### [REQUIRED TASK]
Output the material below in full, exactly as it is.
>> Begin GIVEN RECORDS
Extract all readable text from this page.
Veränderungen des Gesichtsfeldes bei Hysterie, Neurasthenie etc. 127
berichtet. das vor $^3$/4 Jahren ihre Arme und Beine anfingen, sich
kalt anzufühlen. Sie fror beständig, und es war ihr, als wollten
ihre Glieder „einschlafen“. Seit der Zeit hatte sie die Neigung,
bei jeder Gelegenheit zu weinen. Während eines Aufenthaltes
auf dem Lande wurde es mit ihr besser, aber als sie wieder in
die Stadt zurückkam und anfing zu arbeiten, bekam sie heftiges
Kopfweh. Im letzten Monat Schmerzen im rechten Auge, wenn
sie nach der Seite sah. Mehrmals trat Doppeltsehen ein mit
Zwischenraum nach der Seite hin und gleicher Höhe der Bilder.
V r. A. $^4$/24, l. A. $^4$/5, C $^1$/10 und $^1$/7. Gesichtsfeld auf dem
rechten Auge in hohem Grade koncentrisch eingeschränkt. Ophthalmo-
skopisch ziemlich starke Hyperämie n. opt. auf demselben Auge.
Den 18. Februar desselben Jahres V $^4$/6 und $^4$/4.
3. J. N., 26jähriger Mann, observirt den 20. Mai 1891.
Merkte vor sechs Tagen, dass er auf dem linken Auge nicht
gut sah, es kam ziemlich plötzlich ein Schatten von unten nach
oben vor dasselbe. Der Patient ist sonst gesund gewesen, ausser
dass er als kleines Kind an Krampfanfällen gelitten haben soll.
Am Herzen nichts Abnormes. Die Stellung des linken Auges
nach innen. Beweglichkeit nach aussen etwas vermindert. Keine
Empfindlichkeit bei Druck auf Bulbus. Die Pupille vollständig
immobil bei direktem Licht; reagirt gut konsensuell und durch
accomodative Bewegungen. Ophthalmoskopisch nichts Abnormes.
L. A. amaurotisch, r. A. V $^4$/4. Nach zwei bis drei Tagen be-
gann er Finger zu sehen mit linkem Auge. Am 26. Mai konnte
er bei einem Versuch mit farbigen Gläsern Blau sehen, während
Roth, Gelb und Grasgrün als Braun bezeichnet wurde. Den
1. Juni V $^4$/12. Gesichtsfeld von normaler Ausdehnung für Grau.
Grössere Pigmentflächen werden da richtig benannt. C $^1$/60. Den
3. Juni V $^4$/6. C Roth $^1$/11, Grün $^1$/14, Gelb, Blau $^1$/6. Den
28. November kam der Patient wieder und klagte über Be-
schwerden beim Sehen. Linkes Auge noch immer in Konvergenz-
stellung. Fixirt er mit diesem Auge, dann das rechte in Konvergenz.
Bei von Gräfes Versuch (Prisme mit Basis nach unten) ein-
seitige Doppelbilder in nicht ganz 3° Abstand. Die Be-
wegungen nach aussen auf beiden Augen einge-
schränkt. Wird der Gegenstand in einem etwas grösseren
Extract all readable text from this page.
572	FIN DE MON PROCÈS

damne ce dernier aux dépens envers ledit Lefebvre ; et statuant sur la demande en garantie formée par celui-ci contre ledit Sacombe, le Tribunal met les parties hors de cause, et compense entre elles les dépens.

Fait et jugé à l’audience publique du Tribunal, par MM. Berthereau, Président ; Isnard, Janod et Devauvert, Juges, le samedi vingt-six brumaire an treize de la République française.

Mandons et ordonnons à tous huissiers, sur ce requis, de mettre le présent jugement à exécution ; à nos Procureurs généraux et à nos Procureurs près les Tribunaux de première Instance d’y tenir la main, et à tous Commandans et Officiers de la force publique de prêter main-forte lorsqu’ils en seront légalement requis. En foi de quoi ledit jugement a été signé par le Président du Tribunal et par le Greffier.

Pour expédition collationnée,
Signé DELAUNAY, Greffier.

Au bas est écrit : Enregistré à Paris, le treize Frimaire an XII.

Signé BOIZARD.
>> End GIVEN RECORDS
### [ANSWER TO THIS PROBLEM]
Extract all readable text from this page.
Veränderungen des Gesichtsfeldes bei Hysterie, Neurasthenie etc. 127
berichtet. das vor $^3$/4 Jahren ihre Arme und Beine anfingen, sich
kalt anzufühlen. Sie fror beständig, und es war ihr, als wollten
ihre Glieder „einschlafen“. Seit der Zeit hatte sie die Neigung,
bei jeder Gelegenheit zu weinen. Während eines Aufenthaltes
auf dem Lande wurde es mit ihr besser, aber als sie wieder in
die Stadt zurückkam und anfing zu arbeiten, bekam sie heftiges
Kopfweh. Im letzten Monat Schmerzen im rechten Auge, wenn
sie nach der Seite sah. Mehrmals trat Doppeltsehen ein mit
Zwischenraum nach der Seite hin und gleicher Höhe der Bilder.
V r. A. $^4$/24, l. A. $^4$/5, C $^1$/10 und $^1$/7. Gesichtsfeld auf dem
rechten Auge in hohem Grade koncentrisch eingeschränkt. Ophthalmo-
skopisch ziemlich starke Hyperämie n. opt. auf demselben Auge.
Den 18. Februar desselben Jahres V $^4$/6 und $^4$/4.
3. J. N., 26jähriger Mann, observirt den 20. Mai 1891.
Merkte vor sechs Tagen, dass er auf dem linken Auge nicht
gut sah, es kam ziemlich plötzlich ein Schatten von unten nach
oben vor dasselbe. Der Patient ist sonst gesund gewesen, ausser
dass er als kleines Kind an Krampfanfällen gelitten haben soll.
Am Herzen nichts Abnormes. Die Stellung des linken Auges
nach innen. Beweglichkeit nach aussen etwas vermindert. Keine
Empfindlichkeit bei Druck auf Bulbus. Die Pupille vollständig
immobil bei direktem Licht; reagirt gut konsensuell und durch
accomodative Bewegungen. Ophthalmoskopisch nichts Abnormes.
L. A. amaurotisch, r. A. V $^4$/4. Nach zwei bis drei Tagen be-
gann er Finger zu sehen mit linkem Auge. Am 26. Mai konnte
er bei einem Versuch mit farbigen Gläsern Blau sehen, während
Roth, Gelb und Grasgrün als Braun bezeichnet wurde. Den
1. Juni V $^4$/12. Gesichtsfeld von normaler Ausdehnung für Grau.
Grössere Pigmentflächen werden da richtig benannt. C $^1$/60. Den
3. Juni V $^4$/6. C Roth $^1$/11, Grün $^1$/14, Gelb, Blau $^1$/6. Den
28. November kam der Patient wieder und klagte über Be-
schwerden beim Sehen. Linkes Auge noch immer in Konvergenz-
stellung. Fixirt er mit diesem Auge, dann das rechte in Konvergenz.
Bei von Gräfes Versuch (Prisme mit Basis nach unten) ein-
seitige Doppelbilder in nicht ganz 3° Abstand. Die Be-
wegungen nach aussen auf beiden Augen einge-
schränkt. Wird der Gegenstand in einem etwas grösseren
Extract all readable text from this page.
572	FIN DE MON PROCÈS

damne ce dernier aux dépens envers ledit Lefebvre ; et statuant sur la demande en garantie formée par celui-ci contre ledit Sacombe, le Tribunal met les parties hors de cause, et compense entre elles les dépens.

Fait et jugé à l’audience publique du Tribunal, par MM. Berthereau, Président ; Isnard, Janod et Devauvert, Juges, le samedi vingt-six brumaire an treize de la République française.

Mandons et ordonnons à tous huissiers, sur ce requis, de mettre le présent jugement à exécution ; à nos Procureurs généraux et à nos Procureurs près les Tribunaux de première Instance d’y tenir la main, et à tous Commandans et Officiers de la force publique de prêter main-forte lorsqu’ils en seront légalement requis. En foi de quoi ledit jugement a été signé par le Président du Tribunal et par le Greffier.

Pour expédition collationnée,
Signé DELAUNAY, Greffier.

Au bas est écrit : Enregistré à Paris, le treize Frimaire an XII.

Signé BOIZARD.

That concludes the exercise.